# DATASET RECORDS start
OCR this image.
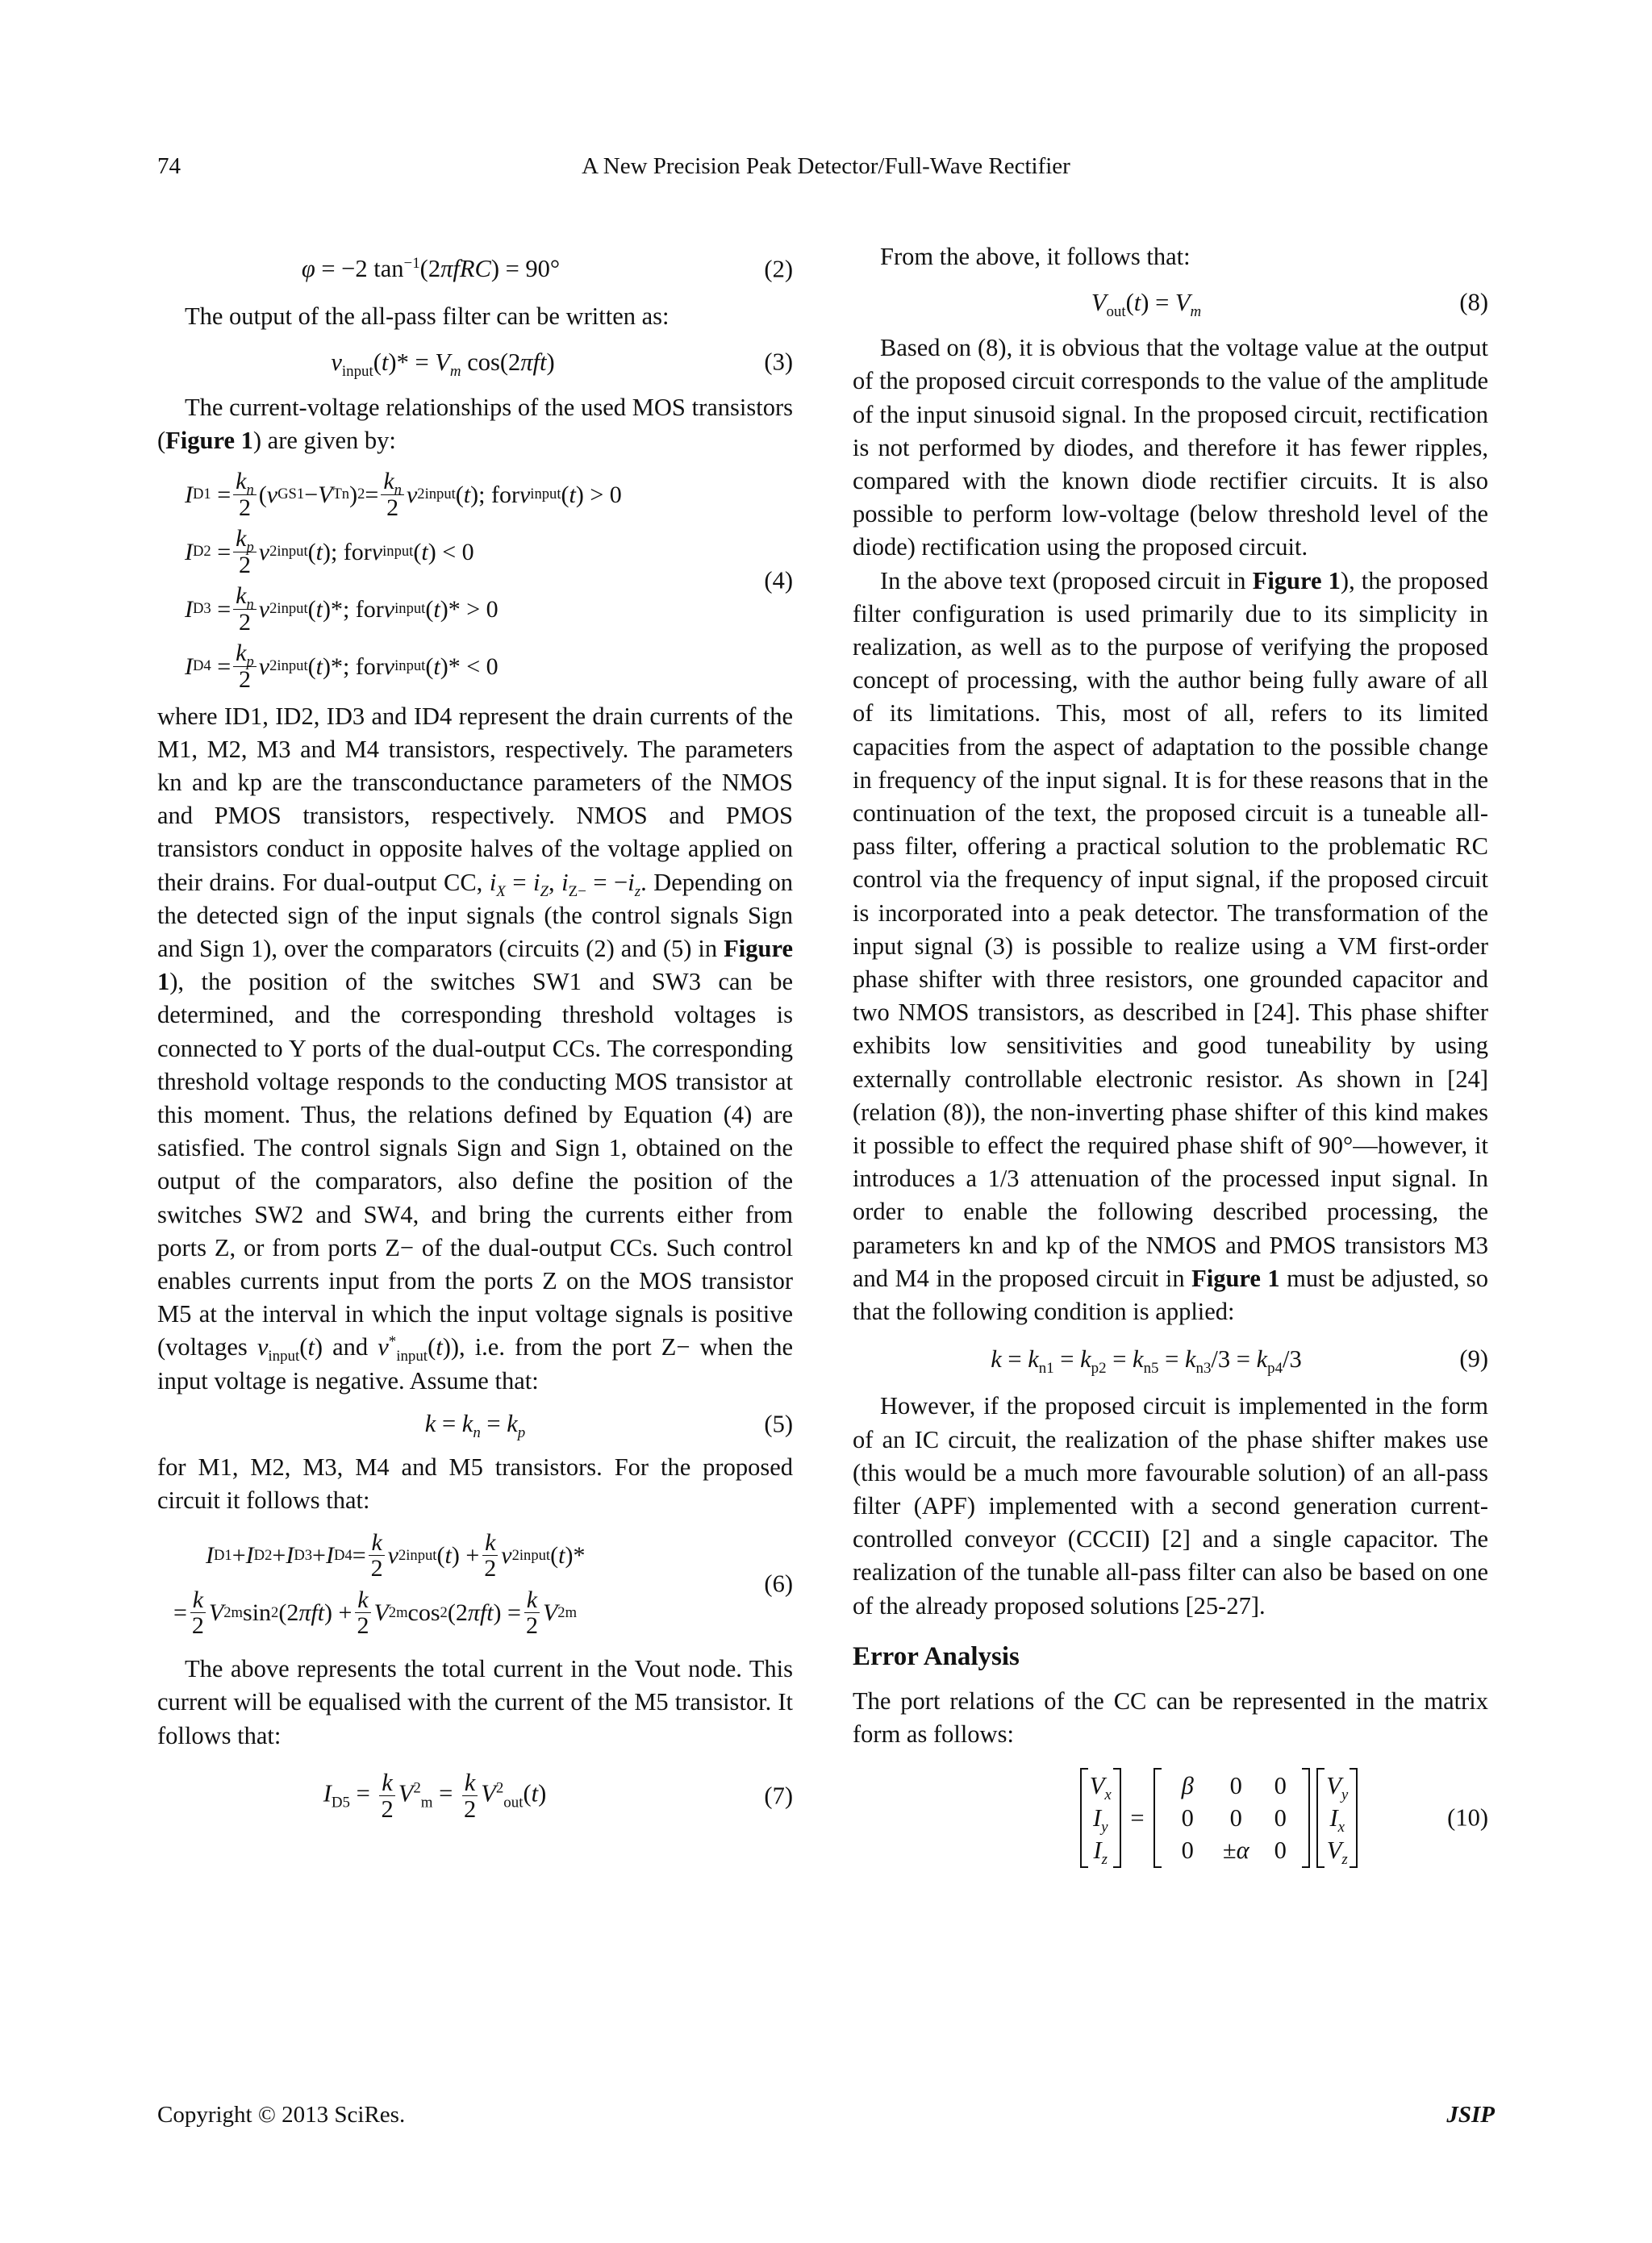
74	A New Precision Peak Detector/Full-Wave Rectifier
φ = −2 $\tan^{-1}(2\pi fRC) = 90^\circ$	(2)

The output of the all-pass filter can be written as:

$v_{input}(t)* = V_m$ cos(2πft)	(3)

The current-voltage relationships of the used MOS transistors (Figure 1) are given by:

I $D1 = \frac{k_n}{2}$ ( v GS1 − V Tn ) $2 = \frac{k_n}{2}$ v 2 input ( t ); for v input ( t ) > 0
I $D2 = \frac{k_p}{2}$ v 2 input ( t ); for v input ( t ) < 0
I $D3 = \frac{k_n}{2}$ v 2 input ( t )*; for v input ( t )* > 0
I $D4 = \frac{k_p}{2}$ v 2 input ( t )*; for v input ( t )* < 0
(4)

where ID1, ID2, ID3 and ID4 represent the drain currents of the M1, M2, M3 and M4 transistors, respectively. The parameters kn and kp are the transconductance parameters of the NMOS and PMOS transistors, respectively. NMOS and PMOS transistors conduct in opposite halves of the voltage applied on their drains. For dual-output CC, $i_X = i_Z$, $i_{Z-} = -i_z$. Depending on the detected sign of the input signals (the control signals Sign and Sign 1), over the comparators (circuits (2) and (5) in Figure 1), the position of the switches SW1 and SW3 can be determined, and the corresponding threshold voltages is connected to Y ports of the dual-output CCs. The corresponding threshold voltage responds to the conducting MOS transistor at this moment. Thus, the relations defined by Equation (4) are satisfied. The control signals Sign and Sign 1, obtained on the output of the comparators, also define the position of the switches SW2 and SW4, and bring the currents either from ports Z, or from ports Z− of the dual-output CCs. Such control enables currents input from the ports Z on the MOS transistor M5 at the interval in which the input voltage signals is positive (voltages $v_{input}(t)$ and $v^*_{input}(t)$), i.e. from the port Z− when the input voltage is negative. Assume that:

$k = k_n = k_p$	(5)

for M1, M2, M3, M4 and M5 transistors. For the proposed circuit it follows that:

I D1 + I D2 + I D3 + I $D4 = \frac{k}{2}$ v 2 input ( t ) + $\frac{k}{2}$ v 2 input ( t )*
= $\frac{k}{2}$ V 2 m sin 2 (2 πft ) + $\frac{k}{2}$ V 2 m cos 2 (2 πft ) = $\frac{k}{2}$ V 2 m
(6)

The above represents the total current in the Vout node. This current will be equalised with the current of the M5 transistor. It follows that:

$I_{D5} = \frac{k}{2} V^2_m = \frac{k}{2} V^2_{out}(t)$	(7)

From the above, it follows that:

$V_{out}(t) = V_m$	(8)

Based on (8), it is obvious that the voltage value at the output of the proposed circuit corresponds to the value of the amplitude of the input sinusoid signal. In the proposed circuit, rectification is not performed by diodes, and therefore it has fewer ripples, compared with the known diode rectifier circuits. It is also possible to perform low-voltage (below threshold level of the diode) rectification using the proposed circuit.

In the above text (proposed circuit in Figure 1), the proposed filter configuration is used primarily due to its simplicity in realization, as well as to the purpose of verifying the proposed concept of processing, with the author being fully aware of all of its limitations. This, most of all, refers to its limited capacities from the aspect of adaptation to the possible change in frequency of the input signal. It is for these reasons that in the continuation of the text, the proposed circuit is a tuneable all-pass filter, offering a practical solution to the problematic RC control via the frequency of input signal, if the proposed circuit is incorporated into a peak detector. The transformation of the input signal (3) is possible to realize using a VM first-order phase shifter with three resistors, one grounded capacitor and two NMOS transistors, as described in [24]. This phase shifter exhibits low sensitivities and good tuneability by using externally controllable electronic resistor. As shown in [24] (relation (8)), the non-inverting phase shifter of this kind makes it possible to effect the required phase shift of 90°—however, it introduces a 1/3 attenuation of the processed input signal. In order to enable the following described processing, the parameters kn and kp of the NMOS and PMOS transistors M3 and M4 in the proposed circuit in Figure 1 must be adjusted, so that the following condition is applied:

$k = k_{n1} = k_{p2} = k_{n5} = k_{n3}/3 = k_{p4}/3$	(9)

However, if the proposed circuit is implemented in the form of an IC circuit, the realization of the phase shifter makes use (this would be a much more favourable solution) of an all-pass filter (APF) implemented with a second generation current-controlled conveyor (CCCII) [2] and a single capacitor. The realization of the tunable all-pass filter can also be based on one of the already proposed solutions [25-27].

Error Analysis

The port relations of the CC can be represented in the matrix form as follows:

$V_x$
$I_y$
$I_z$
=
β	0	0
0	0	0
0	±α	0
$V_y$
$I_x$
$V_z$
(10)
Copyright © 2013 SciRes.	JSIP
# DATASET RECORDS end
Show every line of the listing in which the string "follows" can be found.

for M1, M2, M3, M4 and M5 transistors. For the proposed circuit it follows that:
The above represents the total current in the Vout node. This current will be equalised with the current of the M5 transistor. It follows that:
From the above, it follows that:
The port relations of the CC can be represented in the matrix form as follows:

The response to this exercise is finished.